» Instruction
Where the data below has the string "Reconstruction", return the whole line.

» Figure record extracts
(begin)
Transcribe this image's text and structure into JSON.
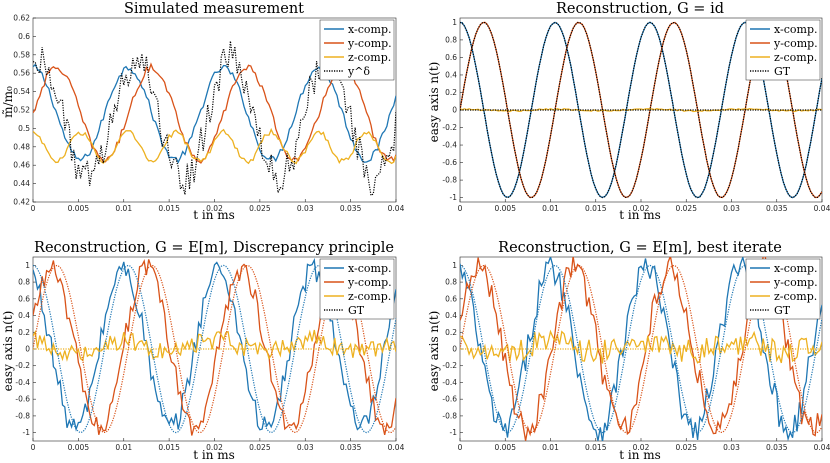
{
  "colors": {
    "x": "#1f77b4",
    "y": "#d95319",
    "z": "#edb120",
    "gt": "#000000"
  },
  "chart_data": [
    {
      "type": "line",
      "title": "Simulated measurement",
      "xlabel": "t in ms",
      "ylabel": "m̃/m₀",
      "xlim": [
        0,
        0.04
      ],
      "ylim": [
        0.42,
        0.62
      ],
      "xticks": [
        0,
        0.005,
        0.01,
        0.015,
        0.02,
        0.025,
        0.03,
        0.035,
        0.04
      ],
      "xtick_labels": [
        "0",
        "0.005",
        "0.01",
        "0.015",
        "0.02",
        "0.025",
        "0.03",
        "0.035",
        "0.04"
      ],
      "yticks": [
        0.42,
        0.44,
        0.46,
        0.48,
        0.5,
        0.52,
        0.54,
        0.56,
        0.58,
        0.6,
        0.62
      ],
      "ytick_labels": [
        "0.42",
        "0.44",
        "0.46",
        "0.48",
        "0.5",
        "0.52",
        "0.54",
        "0.56",
        "0.58",
        "0.6",
        "0.62"
      ],
      "legend_loc": "top-right",
      "series": [
        {
          "name": "x-comp.",
          "key": "x",
          "style": "solid",
          "base": 0.516,
          "amp": 0.05,
          "phase": 0,
          "noise": 0.004
        },
        {
          "name": "y-comp.",
          "key": "y",
          "style": "solid",
          "base": 0.516,
          "amp": 0.05,
          "phase": -1.5708,
          "noise": 0.004
        },
        {
          "name": "z-comp.",
          "key": "z",
          "style": "solid",
          "base": 0.48,
          "amp": 0.016,
          "phase": 0,
          "noise": 0.003,
          "double": true
        },
        {
          "name": "y^δ",
          "key": "gt",
          "style": "dotted",
          "base": 0.51,
          "amp": 0.065,
          "phase": -0.5,
          "noise": 0.02
        }
      ],
      "legend": [
        "x-comp.",
        "y-comp.",
        "z-comp.",
        "y^δ"
      ]
    },
    {
      "type": "line",
      "title": "Reconstruction, G = id",
      "xlabel": "t in ms",
      "ylabel": "easy axis n(t)",
      "xlim": [
        0,
        0.04
      ],
      "ylim": [
        -1.05,
        1.05
      ],
      "xticks": [
        0,
        0.005,
        0.01,
        0.015,
        0.02,
        0.025,
        0.03,
        0.035,
        0.04
      ],
      "xtick_labels": [
        "0",
        "0.005",
        "0.01",
        "0.015",
        "0.02",
        "0.025",
        "0.03",
        "0.035",
        "0.04"
      ],
      "yticks": [
        -1,
        -0.8,
        -0.6,
        -0.4,
        -0.2,
        0,
        0.2,
        0.4,
        0.6,
        0.8,
        1
      ],
      "ytick_labels": [
        "-1",
        "-0.8",
        "-0.6",
        "-0.4",
        "-0.2",
        "0",
        "0.2",
        "0.4",
        "0.6",
        "0.8",
        "1"
      ],
      "legend_loc": "top-right",
      "series": [
        {
          "name": "x-comp.",
          "key": "x",
          "style": "solid",
          "base": 0,
          "amp": 1,
          "phase": 0,
          "noise": 0.005
        },
        {
          "name": "y-comp.",
          "key": "y",
          "style": "solid",
          "base": 0,
          "amp": 1,
          "phase": -1.5708,
          "noise": 0.005
        },
        {
          "name": "z-comp.",
          "key": "z",
          "style": "solid",
          "base": 0,
          "amp": 0.01,
          "phase": 0,
          "noise": 0.008
        },
        {
          "name": "GT x",
          "key": "gt",
          "style": "dotted",
          "base": 0,
          "amp": 1,
          "phase": 0,
          "noise": 0
        },
        {
          "name": "GT y",
          "key": "gt",
          "style": "dotted",
          "base": 0,
          "amp": 1,
          "phase": -1.5708,
          "noise": 0
        },
        {
          "name": "GT z",
          "key": "gt",
          "style": "dotted",
          "base": 0,
          "amp": 0,
          "phase": 0,
          "noise": 0
        }
      ],
      "legend": [
        "x-comp.",
        "y-comp.",
        "z-comp.",
        "GT"
      ]
    },
    {
      "type": "line",
      "title": "Reconstruction, G = E[m], Discrepancy principle",
      "xlabel": "t in ms",
      "ylabel": "easy axis n(t)",
      "xlim": [
        0,
        0.04
      ],
      "ylim": [
        -1.1,
        1.1
      ],
      "xticks": [
        0,
        0.005,
        0.01,
        0.015,
        0.02,
        0.025,
        0.03,
        0.035,
        0.04
      ],
      "xtick_labels": [
        "0",
        "0.005",
        "0.01",
        "0.015",
        "0.02",
        "0.025",
        "0.03",
        "0.035",
        "0.04"
      ],
      "yticks": [
        -1,
        -0.8,
        -0.6,
        -0.4,
        -0.2,
        0,
        0.2,
        0.4,
        0.6,
        0.8,
        1
      ],
      "ytick_labels": [
        "-1",
        "-0.8",
        "-0.6",
        "-0.4",
        "-0.2",
        "0",
        "0.2",
        "0.4",
        "0.6",
        "0.8",
        "1"
      ],
      "legend_loc": "top-right",
      "series": [
        {
          "name": "x-comp.",
          "key": "x",
          "style": "solid",
          "base": 0,
          "amp": 0.95,
          "phase": 0.35,
          "noise": 0.14
        },
        {
          "name": "y-comp.",
          "key": "y",
          "style": "solid",
          "base": 0,
          "amp": 0.95,
          "phase": -1.2,
          "noise": 0.14
        },
        {
          "name": "z-comp.",
          "key": "z",
          "style": "solid",
          "base": 0.03,
          "amp": 0.08,
          "phase": 0.4,
          "noise": 0.12
        },
        {
          "name": "GT x",
          "key": "x",
          "style": "dotted",
          "base": 0,
          "amp": 1,
          "phase": 0,
          "noise": 0
        },
        {
          "name": "GT y",
          "key": "y",
          "style": "dotted",
          "base": 0,
          "amp": 1,
          "phase": -1.5708,
          "noise": 0
        },
        {
          "name": "GT z",
          "key": "z",
          "style": "dotted",
          "base": 0,
          "amp": 0,
          "phase": 0,
          "noise": 0
        }
      ],
      "legend": [
        "x-comp.",
        "y-comp.",
        "z-comp.",
        "GT"
      ]
    },
    {
      "type": "line",
      "title": "Reconstruction, G = E[m], best iterate",
      "xlabel": "t in ms",
      "ylabel": "easy axis n(t)",
      "xlim": [
        0,
        0.04
      ],
      "ylim": [
        -1.1,
        1.1
      ],
      "xticks": [
        0,
        0.005,
        0.01,
        0.015,
        0.02,
        0.025,
        0.03,
        0.035,
        0.04
      ],
      "xtick_labels": [
        "0",
        "0.005",
        "0.01",
        "0.015",
        "0.02",
        "0.025",
        "0.03",
        "0.035",
        "0.04"
      ],
      "yticks": [
        -1,
        -0.8,
        -0.6,
        -0.4,
        -0.2,
        0,
        0.2,
        0.4,
        0.6,
        0.8,
        1
      ],
      "ytick_labels": [
        "-1",
        "-0.8",
        "-0.6",
        "-0.4",
        "-0.2",
        "0",
        "0.2",
        "0.4",
        "0.6",
        "0.8",
        "1"
      ],
      "legend_loc": "top-right",
      "series": [
        {
          "name": "x-comp.",
          "key": "x",
          "style": "solid",
          "base": 0,
          "amp": 0.97,
          "phase": 0.25,
          "noise": 0.17
        },
        {
          "name": "y-comp.",
          "key": "y",
          "style": "solid",
          "base": 0,
          "amp": 0.97,
          "phase": -1.3,
          "noise": 0.17
        },
        {
          "name": "z-comp.",
          "key": "z",
          "style": "solid",
          "base": 0.02,
          "amp": 0.06,
          "phase": 0.4,
          "noise": 0.15
        },
        {
          "name": "GT x",
          "key": "x",
          "style": "dotted",
          "base": 0,
          "amp": 1,
          "phase": 0,
          "noise": 0
        },
        {
          "name": "GT y",
          "key": "y",
          "style": "dotted",
          "base": 0,
          "amp": 1,
          "phase": -1.5708,
          "noise": 0
        },
        {
          "name": "GT z",
          "key": "z",
          "style": "dotted",
          "base": 0,
          "amp": 0,
          "phase": 0,
          "noise": 0
        }
      ],
      "legend": [
        "x-comp.",
        "y-comp.",
        "z-comp.",
        "GT"
      ]
    }
  ],
  "signal": {
    "period_ms": 0.0105,
    "samples": 161
  }
}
(end)
» Exercise answer
      "title": "Reconstruction, G = id",
      "title": "Reconstruction, G = E[m], Discrepancy principle",
      "title": "Reconstruction, G = E[m], best iterate",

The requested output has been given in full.